— Start —

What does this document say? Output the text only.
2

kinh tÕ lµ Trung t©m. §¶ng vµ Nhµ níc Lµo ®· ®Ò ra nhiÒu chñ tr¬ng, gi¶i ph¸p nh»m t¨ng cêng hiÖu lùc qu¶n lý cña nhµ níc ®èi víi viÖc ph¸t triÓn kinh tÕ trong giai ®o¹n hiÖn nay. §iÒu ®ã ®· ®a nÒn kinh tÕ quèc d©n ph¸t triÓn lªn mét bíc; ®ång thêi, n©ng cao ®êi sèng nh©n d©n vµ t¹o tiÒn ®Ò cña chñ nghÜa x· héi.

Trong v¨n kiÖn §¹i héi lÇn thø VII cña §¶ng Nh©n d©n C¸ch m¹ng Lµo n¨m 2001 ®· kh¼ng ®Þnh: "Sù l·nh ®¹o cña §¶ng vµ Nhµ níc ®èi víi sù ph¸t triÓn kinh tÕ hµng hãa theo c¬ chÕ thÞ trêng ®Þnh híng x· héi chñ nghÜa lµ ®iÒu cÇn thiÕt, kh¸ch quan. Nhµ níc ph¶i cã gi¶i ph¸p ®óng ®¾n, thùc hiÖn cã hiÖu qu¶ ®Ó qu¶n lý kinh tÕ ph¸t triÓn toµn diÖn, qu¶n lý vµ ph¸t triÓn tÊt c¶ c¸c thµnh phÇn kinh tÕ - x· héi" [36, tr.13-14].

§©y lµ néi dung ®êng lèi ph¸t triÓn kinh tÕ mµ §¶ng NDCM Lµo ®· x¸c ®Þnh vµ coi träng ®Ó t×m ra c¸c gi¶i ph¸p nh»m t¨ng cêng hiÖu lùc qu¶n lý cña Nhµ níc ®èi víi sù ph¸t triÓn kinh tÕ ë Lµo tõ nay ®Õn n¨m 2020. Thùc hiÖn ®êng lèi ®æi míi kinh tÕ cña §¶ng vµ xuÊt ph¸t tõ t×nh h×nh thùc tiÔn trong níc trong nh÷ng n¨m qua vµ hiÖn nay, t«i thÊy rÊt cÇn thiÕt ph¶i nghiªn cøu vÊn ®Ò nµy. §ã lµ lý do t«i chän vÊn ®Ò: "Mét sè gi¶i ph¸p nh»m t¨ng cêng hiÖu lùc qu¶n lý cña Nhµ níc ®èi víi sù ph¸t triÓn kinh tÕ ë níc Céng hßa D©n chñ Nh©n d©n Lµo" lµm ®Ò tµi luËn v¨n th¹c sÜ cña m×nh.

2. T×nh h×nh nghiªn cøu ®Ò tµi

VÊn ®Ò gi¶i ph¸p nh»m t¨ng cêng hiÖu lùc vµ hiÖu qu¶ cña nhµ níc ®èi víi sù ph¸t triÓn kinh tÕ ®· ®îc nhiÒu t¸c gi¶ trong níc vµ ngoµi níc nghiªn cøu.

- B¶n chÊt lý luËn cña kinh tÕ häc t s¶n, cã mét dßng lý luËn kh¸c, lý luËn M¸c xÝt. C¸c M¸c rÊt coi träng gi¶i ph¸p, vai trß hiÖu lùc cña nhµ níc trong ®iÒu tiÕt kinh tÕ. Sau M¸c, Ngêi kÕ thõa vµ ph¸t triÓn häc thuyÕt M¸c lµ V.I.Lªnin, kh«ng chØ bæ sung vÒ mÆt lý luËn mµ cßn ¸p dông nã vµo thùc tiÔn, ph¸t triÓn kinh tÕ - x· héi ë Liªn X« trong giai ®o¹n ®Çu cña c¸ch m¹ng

— End —

What is asked >>
Your task is to transcribe the material exactly.

In response >>
What does this document say? Output the text only.
2

kinh tÕ lµ Trung t©m. §¶ng vµ Nhµ níc Lµo ®· ®Ò ra nhiÒu chñ tr¬ng, gi¶i ph¸p nh»m t¨ng cêng hiÖu lùc qu¶n lý cña nhµ níc ®èi víi viÖc ph¸t triÓn kinh tÕ trong giai ®o¹n hiÖn nay. §iÒu ®ã ®· ®a nÒn kinh tÕ quèc d©n ph¸t triÓn lªn mét bíc; ®ång thêi, n©ng cao ®êi sèng nh©n d©n vµ t¹o tiÒn ®Ò cña chñ nghÜa x· héi.

Trong v¨n kiÖn §¹i héi lÇn thø VII cña §¶ng Nh©n d©n C¸ch m¹ng Lµo n¨m 2001 ®· kh¼ng ®Þnh: "Sù l·nh ®¹o cña §¶ng vµ Nhµ níc ®èi víi sù ph¸t triÓn kinh tÕ hµng hãa theo c¬ chÕ thÞ trêng ®Þnh híng x· héi chñ nghÜa lµ ®iÒu cÇn thiÕt, kh¸ch quan. Nhµ níc ph¶i cã gi¶i ph¸p ®óng ®¾n, thùc hiÖn cã hiÖu qu¶ ®Ó qu¶n lý kinh tÕ ph¸t triÓn toµn diÖn, qu¶n lý vµ ph¸t triÓn tÊt c¶ c¸c thµnh phÇn kinh tÕ - x· héi" [36, tr.13-14].

§©y lµ néi dung ®êng lèi ph¸t triÓn kinh tÕ mµ §¶ng NDCM Lµo ®· x¸c ®Þnh vµ coi träng ®Ó t×m ra c¸c gi¶i ph¸p nh»m t¨ng cêng hiÖu lùc qu¶n lý cña Nhµ níc ®èi víi sù ph¸t triÓn kinh tÕ ë Lµo tõ nay ®Õn n¨m 2020. Thùc hiÖn ®êng lèi ®æi míi kinh tÕ cña §¶ng vµ xuÊt ph¸t tõ t×nh h×nh thùc tiÔn trong níc trong nh÷ng n¨m qua vµ hiÖn nay, t«i thÊy rÊt cÇn thiÕt ph¶i nghiªn cøu vÊn ®Ò nµy. §ã lµ lý do t«i chän vÊn ®Ò: "Mét sè gi¶i ph¸p nh»m t¨ng cêng hiÖu lùc qu¶n lý cña Nhµ níc ®èi víi sù ph¸t triÓn kinh tÕ ë níc Céng hßa D©n chñ Nh©n d©n Lµo" lµm ®Ò tµi luËn v¨n th¹c sÜ cña m×nh.

2. T×nh h×nh nghiªn cøu ®Ò tµi

VÊn ®Ò gi¶i ph¸p nh»m t¨ng cêng hiÖu lùc vµ hiÖu qu¶ cña nhµ níc ®èi víi sù ph¸t triÓn kinh tÕ ®· ®îc nhiÒu t¸c gi¶ trong níc vµ ngoµi níc nghiªn cøu.

- B¶n chÊt lý luËn cña kinh tÕ häc t s¶n, cã mét dßng lý luËn kh¸c, lý luËn M¸c xÝt. C¸c M¸c rÊt coi träng gi¶i ph¸p, vai trß hiÖu lùc cña nhµ níc trong ®iÒu tiÕt kinh tÕ. Sau M¸c, Ngêi kÕ thõa vµ ph¸t triÓn häc thuyÕt M¸c lµ V.I.Lªnin, kh«ng chØ bæ sung vÒ mÆt lý luËn mµ cßn ¸p dông nã vµo thùc tiÔn, ph¸t triÓn kinh tÕ - x· héi ë Liªn X« trong giai ®o¹n ®Çu cña c¸ch m¹ng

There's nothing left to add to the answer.